Stored entries:
━━━━━━━━━━━━━━━━━━━━

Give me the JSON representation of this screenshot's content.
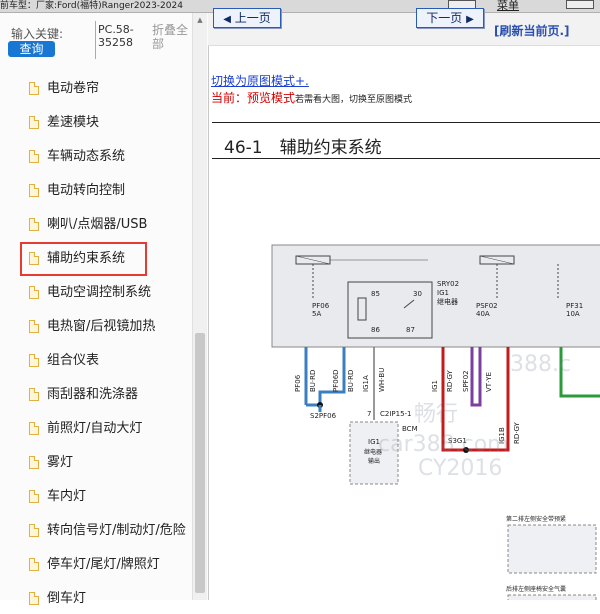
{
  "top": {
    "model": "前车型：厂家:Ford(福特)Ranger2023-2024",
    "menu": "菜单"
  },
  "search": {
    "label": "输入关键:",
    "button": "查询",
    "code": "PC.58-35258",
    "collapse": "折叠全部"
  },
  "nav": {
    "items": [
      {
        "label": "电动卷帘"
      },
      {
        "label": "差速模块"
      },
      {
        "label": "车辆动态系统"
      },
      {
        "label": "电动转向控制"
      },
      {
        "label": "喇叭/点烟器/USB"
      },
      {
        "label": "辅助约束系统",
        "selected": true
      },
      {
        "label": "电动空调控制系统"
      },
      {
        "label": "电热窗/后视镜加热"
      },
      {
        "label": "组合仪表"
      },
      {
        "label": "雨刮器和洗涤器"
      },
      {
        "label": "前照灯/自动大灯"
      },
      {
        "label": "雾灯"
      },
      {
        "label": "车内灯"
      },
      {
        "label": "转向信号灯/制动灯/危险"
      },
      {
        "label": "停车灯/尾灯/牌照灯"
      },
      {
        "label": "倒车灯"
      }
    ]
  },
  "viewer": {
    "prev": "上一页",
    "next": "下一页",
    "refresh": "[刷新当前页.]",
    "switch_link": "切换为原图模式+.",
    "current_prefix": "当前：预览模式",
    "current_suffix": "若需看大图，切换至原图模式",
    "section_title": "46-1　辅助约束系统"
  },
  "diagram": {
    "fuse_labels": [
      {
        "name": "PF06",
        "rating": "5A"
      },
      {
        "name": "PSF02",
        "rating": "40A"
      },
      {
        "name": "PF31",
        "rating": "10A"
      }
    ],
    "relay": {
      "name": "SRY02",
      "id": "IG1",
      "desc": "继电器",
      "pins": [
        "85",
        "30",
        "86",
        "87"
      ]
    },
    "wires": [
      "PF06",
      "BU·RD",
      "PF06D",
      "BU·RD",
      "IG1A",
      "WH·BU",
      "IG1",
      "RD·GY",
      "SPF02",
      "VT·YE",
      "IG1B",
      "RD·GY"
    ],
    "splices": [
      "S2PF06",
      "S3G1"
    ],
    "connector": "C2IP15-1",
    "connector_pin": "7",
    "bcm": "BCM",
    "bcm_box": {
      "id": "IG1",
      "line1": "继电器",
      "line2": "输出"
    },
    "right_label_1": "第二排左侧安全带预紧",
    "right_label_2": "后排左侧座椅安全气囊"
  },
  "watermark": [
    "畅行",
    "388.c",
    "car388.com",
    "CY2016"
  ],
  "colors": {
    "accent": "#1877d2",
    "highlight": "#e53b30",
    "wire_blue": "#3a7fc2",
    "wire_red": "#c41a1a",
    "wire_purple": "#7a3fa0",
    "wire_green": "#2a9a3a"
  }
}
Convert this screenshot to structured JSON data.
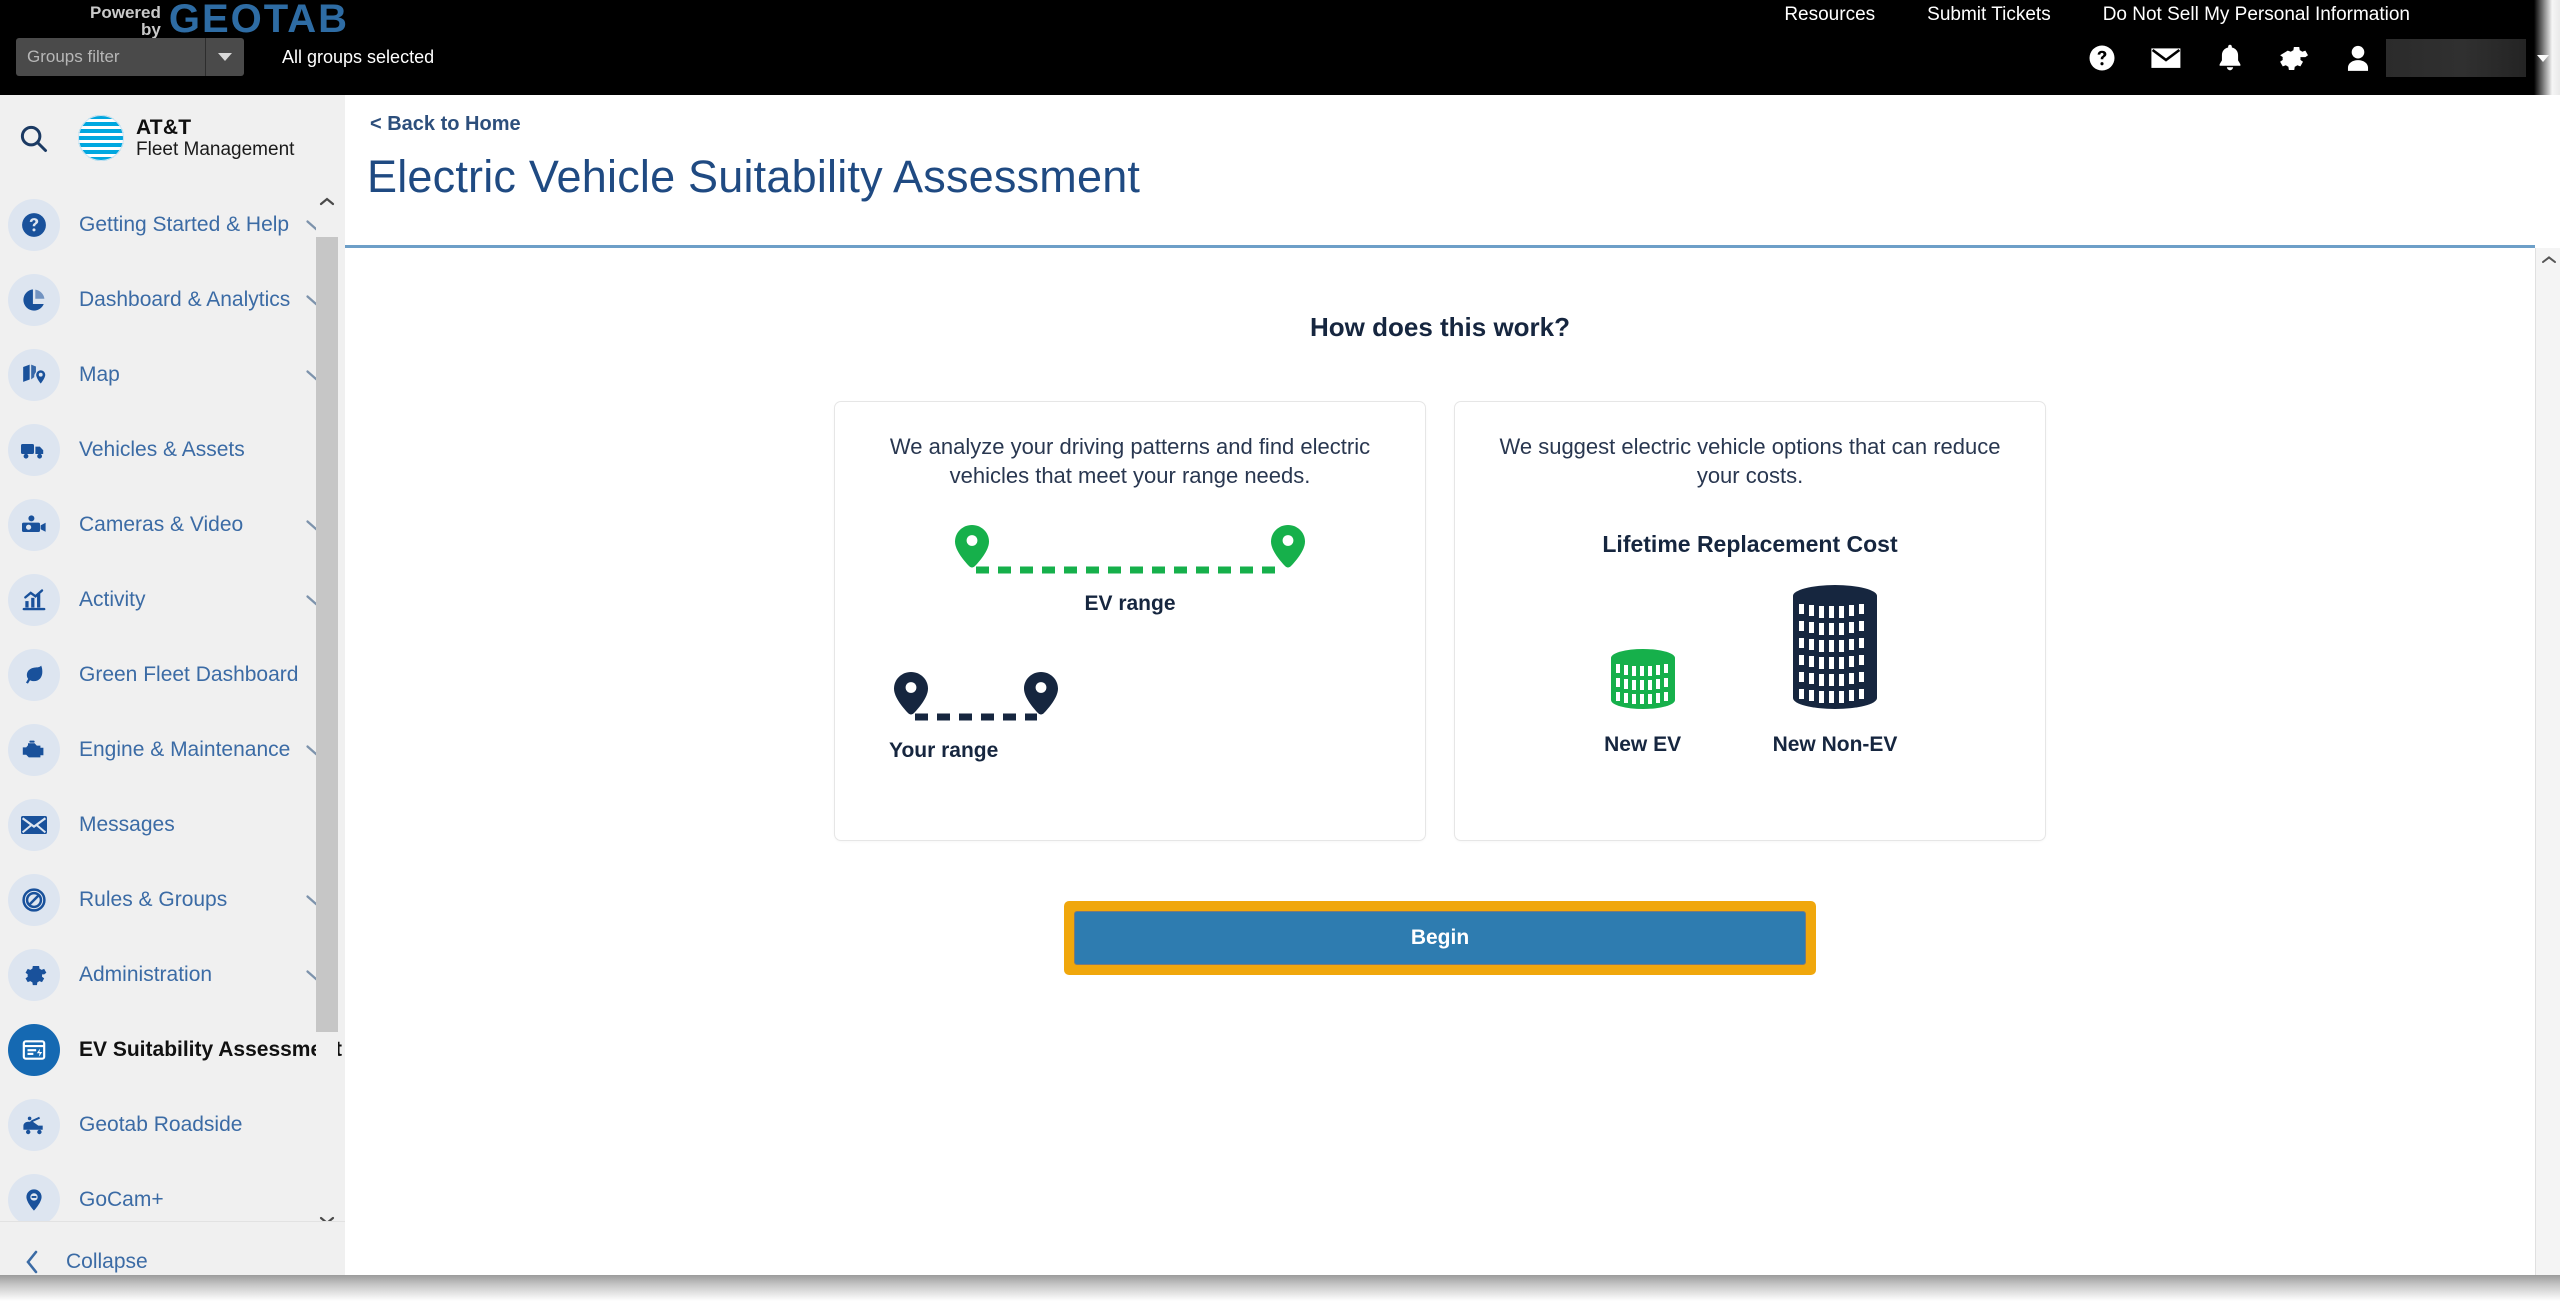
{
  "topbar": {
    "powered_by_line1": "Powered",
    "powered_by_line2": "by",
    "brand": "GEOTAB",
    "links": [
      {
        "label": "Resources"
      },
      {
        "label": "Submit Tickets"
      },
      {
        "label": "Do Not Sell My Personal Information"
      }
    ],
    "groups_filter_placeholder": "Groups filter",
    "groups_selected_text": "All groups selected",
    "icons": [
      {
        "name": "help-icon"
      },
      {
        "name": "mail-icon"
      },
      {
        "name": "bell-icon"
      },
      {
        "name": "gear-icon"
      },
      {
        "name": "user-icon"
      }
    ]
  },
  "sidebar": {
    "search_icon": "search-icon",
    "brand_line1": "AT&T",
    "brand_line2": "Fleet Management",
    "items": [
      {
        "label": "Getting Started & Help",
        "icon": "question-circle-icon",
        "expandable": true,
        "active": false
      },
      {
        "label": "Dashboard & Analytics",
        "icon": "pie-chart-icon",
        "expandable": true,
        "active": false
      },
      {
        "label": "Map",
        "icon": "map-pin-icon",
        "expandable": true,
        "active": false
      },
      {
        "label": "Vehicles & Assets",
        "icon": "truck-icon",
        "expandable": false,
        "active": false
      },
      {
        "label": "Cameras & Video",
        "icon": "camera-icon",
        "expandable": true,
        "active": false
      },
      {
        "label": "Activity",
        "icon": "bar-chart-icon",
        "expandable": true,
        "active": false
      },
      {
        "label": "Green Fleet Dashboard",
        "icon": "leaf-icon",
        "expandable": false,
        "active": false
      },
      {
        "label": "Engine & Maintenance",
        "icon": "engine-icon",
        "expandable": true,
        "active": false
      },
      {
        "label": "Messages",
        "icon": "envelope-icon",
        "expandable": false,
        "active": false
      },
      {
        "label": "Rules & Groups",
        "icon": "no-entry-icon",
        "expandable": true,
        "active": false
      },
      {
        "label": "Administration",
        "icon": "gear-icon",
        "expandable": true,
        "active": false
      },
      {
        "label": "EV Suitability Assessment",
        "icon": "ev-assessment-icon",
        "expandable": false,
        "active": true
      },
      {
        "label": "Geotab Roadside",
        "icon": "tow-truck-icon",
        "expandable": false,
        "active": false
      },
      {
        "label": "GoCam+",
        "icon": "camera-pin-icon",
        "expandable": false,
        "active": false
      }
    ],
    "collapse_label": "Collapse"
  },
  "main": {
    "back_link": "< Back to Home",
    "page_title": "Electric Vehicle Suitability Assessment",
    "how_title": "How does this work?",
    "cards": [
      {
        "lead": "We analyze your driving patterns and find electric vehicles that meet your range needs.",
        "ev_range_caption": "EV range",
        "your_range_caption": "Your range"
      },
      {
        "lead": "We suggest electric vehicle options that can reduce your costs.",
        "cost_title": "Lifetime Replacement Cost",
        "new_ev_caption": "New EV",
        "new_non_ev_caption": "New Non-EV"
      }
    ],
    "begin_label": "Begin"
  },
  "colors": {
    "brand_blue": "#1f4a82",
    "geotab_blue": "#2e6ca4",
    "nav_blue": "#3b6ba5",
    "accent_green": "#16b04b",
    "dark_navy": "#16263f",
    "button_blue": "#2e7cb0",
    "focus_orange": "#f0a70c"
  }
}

━━━━━━━━━━━━━━━━━━━━

» **What is required**
Look through the records above and report how many lines hold the word "name", giving only the number.

» **Written answer**
9